GIVEN RECORDS:
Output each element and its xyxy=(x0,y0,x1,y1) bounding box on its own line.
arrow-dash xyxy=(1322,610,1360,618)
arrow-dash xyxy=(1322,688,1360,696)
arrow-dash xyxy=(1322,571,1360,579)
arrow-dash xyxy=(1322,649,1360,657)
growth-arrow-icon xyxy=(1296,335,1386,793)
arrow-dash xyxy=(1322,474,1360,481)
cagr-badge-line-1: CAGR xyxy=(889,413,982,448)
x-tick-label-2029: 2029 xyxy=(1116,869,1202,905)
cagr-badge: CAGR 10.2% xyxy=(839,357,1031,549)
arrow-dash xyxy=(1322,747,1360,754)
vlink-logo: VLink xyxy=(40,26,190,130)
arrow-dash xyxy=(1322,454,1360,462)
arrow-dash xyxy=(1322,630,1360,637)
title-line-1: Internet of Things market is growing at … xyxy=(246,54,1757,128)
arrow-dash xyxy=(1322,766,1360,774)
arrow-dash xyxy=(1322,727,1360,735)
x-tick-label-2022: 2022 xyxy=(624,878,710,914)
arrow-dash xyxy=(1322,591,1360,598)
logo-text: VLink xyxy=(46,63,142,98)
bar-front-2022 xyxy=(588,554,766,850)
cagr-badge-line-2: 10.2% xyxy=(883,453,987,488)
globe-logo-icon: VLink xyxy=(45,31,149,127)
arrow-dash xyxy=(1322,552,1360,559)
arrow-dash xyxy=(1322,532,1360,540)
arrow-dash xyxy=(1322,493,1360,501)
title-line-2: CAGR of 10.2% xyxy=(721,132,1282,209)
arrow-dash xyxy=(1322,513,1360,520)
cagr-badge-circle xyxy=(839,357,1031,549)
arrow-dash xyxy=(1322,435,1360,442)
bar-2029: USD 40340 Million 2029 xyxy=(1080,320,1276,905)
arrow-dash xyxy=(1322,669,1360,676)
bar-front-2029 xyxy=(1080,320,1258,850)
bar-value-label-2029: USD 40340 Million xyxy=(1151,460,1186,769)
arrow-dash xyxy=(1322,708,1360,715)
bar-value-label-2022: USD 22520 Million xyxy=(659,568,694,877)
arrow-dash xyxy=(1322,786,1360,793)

* * *

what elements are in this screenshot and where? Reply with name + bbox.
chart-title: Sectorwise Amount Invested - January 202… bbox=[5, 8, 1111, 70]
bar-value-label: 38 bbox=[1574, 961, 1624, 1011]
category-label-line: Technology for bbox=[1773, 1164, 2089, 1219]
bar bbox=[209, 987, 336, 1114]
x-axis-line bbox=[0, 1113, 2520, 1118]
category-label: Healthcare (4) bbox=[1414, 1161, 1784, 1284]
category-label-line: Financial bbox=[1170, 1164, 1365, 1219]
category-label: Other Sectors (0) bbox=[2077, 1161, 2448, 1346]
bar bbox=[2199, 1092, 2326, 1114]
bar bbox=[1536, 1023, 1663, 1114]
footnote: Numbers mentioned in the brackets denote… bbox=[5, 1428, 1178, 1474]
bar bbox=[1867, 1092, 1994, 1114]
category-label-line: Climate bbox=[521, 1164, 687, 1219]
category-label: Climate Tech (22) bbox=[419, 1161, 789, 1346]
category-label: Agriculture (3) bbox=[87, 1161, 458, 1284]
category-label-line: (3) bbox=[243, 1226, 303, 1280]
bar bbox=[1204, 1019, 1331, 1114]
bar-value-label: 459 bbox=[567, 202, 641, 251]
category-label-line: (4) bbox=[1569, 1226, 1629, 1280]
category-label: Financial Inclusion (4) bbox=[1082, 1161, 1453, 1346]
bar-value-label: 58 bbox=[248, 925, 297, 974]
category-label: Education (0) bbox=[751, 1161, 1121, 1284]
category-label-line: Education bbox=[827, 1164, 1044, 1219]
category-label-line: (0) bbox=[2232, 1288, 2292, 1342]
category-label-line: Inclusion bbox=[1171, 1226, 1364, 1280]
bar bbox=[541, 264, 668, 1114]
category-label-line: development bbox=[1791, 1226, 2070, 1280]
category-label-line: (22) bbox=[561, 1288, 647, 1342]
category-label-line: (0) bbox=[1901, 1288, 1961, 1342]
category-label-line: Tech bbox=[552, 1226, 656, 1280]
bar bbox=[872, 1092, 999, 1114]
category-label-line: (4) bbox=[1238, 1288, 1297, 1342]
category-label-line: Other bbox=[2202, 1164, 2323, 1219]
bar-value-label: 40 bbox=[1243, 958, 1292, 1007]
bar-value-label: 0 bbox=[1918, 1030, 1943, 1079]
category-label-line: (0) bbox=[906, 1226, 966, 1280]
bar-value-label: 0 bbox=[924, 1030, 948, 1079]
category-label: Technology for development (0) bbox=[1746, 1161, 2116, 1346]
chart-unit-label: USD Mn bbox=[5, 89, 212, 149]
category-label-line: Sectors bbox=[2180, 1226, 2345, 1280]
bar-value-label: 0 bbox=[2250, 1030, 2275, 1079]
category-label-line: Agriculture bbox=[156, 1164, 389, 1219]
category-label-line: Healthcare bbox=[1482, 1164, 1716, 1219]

--

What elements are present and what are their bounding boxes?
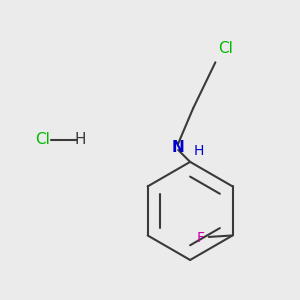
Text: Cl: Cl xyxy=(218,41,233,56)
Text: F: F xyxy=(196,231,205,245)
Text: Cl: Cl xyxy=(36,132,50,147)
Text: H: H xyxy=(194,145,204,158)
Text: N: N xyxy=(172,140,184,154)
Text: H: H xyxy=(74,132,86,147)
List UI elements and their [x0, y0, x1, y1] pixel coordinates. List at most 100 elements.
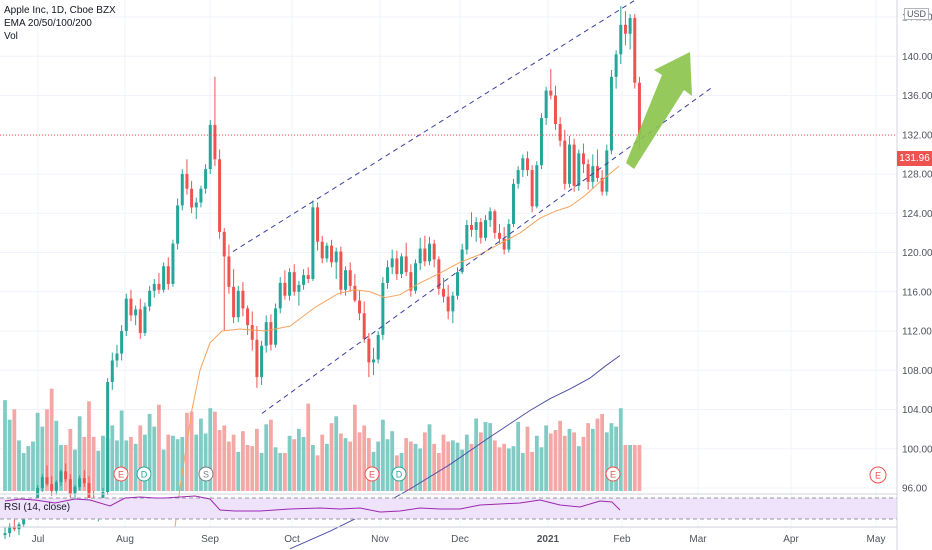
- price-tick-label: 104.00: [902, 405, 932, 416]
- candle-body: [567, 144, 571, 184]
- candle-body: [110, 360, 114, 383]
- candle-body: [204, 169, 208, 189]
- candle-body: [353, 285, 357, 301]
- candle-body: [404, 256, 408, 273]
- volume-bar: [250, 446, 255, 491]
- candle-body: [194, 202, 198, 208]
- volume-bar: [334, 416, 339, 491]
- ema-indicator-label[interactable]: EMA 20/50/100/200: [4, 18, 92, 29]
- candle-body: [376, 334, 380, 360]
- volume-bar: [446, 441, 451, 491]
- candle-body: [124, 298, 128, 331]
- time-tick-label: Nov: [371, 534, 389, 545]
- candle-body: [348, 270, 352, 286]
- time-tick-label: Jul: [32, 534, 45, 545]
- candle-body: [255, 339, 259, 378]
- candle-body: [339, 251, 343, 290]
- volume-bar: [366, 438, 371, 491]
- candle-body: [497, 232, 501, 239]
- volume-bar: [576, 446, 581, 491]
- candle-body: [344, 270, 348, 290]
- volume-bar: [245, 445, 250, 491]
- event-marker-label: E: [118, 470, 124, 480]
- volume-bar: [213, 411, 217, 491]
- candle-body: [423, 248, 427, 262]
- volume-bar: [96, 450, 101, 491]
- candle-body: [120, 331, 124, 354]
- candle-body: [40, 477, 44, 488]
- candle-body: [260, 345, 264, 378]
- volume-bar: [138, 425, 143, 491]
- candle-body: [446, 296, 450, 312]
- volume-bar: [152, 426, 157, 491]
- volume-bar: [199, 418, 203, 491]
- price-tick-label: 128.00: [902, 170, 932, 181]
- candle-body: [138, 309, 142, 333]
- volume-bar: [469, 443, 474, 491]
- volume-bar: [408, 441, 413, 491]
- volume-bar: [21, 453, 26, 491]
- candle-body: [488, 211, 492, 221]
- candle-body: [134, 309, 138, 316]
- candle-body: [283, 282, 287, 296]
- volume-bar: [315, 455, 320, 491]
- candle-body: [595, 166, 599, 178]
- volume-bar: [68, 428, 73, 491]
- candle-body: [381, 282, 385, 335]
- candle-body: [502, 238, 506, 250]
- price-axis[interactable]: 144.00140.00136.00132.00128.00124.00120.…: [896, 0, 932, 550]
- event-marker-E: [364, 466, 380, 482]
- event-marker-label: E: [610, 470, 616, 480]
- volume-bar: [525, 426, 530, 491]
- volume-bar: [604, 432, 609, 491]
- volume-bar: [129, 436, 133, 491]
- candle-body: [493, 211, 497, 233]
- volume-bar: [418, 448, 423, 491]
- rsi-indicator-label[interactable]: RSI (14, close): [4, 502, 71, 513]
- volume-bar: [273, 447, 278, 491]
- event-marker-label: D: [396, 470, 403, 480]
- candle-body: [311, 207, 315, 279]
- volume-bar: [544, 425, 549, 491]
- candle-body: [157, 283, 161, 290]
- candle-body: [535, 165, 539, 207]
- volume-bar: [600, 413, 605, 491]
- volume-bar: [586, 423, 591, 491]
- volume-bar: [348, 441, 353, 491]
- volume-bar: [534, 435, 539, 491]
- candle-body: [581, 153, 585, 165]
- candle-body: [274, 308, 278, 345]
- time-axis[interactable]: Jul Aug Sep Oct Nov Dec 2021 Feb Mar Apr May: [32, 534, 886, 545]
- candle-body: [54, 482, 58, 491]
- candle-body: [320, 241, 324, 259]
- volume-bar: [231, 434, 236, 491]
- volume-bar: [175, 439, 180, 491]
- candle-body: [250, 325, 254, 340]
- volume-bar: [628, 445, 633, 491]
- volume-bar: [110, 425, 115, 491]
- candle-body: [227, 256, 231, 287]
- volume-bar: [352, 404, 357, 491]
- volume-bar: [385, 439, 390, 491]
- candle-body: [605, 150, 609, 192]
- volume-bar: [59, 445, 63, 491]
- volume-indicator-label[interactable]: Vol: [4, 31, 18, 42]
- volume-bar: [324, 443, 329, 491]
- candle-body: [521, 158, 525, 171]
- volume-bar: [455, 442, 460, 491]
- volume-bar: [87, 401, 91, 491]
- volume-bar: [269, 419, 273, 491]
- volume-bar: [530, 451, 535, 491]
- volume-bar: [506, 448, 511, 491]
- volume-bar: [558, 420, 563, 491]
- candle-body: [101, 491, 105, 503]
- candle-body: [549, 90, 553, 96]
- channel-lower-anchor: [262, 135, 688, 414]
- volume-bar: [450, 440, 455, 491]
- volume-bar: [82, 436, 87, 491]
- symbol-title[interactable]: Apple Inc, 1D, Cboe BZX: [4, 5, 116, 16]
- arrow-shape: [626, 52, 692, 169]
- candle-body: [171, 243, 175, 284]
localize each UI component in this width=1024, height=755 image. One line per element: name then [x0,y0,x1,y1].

EXERCISE REQUIREMENTS: Please rewrite the records as a numbered list, starting with the line that contains "Output each element" and going on through the line that contains "arrow-dash xyxy=(1322,786,1360,793)". Leave out any blank lines.

SOLUTION TO THE EXERCISE:
1. Output each element and its xyxy=(x0,y0,x1,y1) bounding box on its own line.
2. arrow-dash xyxy=(1322,610,1360,618)
3. arrow-dash xyxy=(1322,688,1360,696)
4. arrow-dash xyxy=(1322,571,1360,579)
5. arrow-dash xyxy=(1322,649,1360,657)
6. growth-arrow-icon xyxy=(1296,335,1386,793)
7. arrow-dash xyxy=(1322,474,1360,481)
8. cagr-badge-line-1: CAGR xyxy=(889,413,982,448)
9. x-tick-label-2029: 2029 xyxy=(1116,869,1202,905)
10. cagr-badge: CAGR 10.2% xyxy=(839,357,1031,549)
11. arrow-dash xyxy=(1322,747,1360,754)
12. vlink-logo: VLink xyxy=(40,26,190,130)
13. arrow-dash xyxy=(1322,454,1360,462)
14. arrow-dash xyxy=(1322,630,1360,637)
15. title-line-1: Internet of Things market is growing at … xyxy=(246,54,1757,128)
16. arrow-dash xyxy=(1322,766,1360,774)
17. arrow-dash xyxy=(1322,727,1360,735)
18. x-tick-label-2022: 2022 xyxy=(624,878,710,914)
19. arrow-dash xyxy=(1322,591,1360,598)
20. logo-text: VLink xyxy=(46,63,142,98)
21. bar-front-2022 xyxy=(588,554,766,850)
22. cagr-badge-line-2: 10.2% xyxy=(883,453,987,488)
23. globe-logo-icon: VLink xyxy=(45,31,149,127)
24. arrow-dash xyxy=(1322,552,1360,559)
25. arrow-dash xyxy=(1322,532,1360,540)
26. arrow-dash xyxy=(1322,493,1360,501)
27. title-line-2: CAGR of 10.2% xyxy=(721,132,1282,209)
28. arrow-dash xyxy=(1322,513,1360,520)
29. cagr-badge-circle xyxy=(839,357,1031,549)
30. arrow-dash xyxy=(1322,435,1360,442)
31. bar-2029: USD 40340 Million 2029 xyxy=(1080,320,1276,905)
32. arrow-dash xyxy=(1322,669,1360,676)
33. bar-front-2029 xyxy=(1080,320,1258,850)
34. bar-value-label-2029: USD 40340 Million xyxy=(1151,460,1186,769)
35. arrow-dash xyxy=(1322,708,1360,715)
36. bar-value-label-2022: USD 22520 Million xyxy=(659,568,694,877)
37. arrow-dash xyxy=(1322,786,1360,793)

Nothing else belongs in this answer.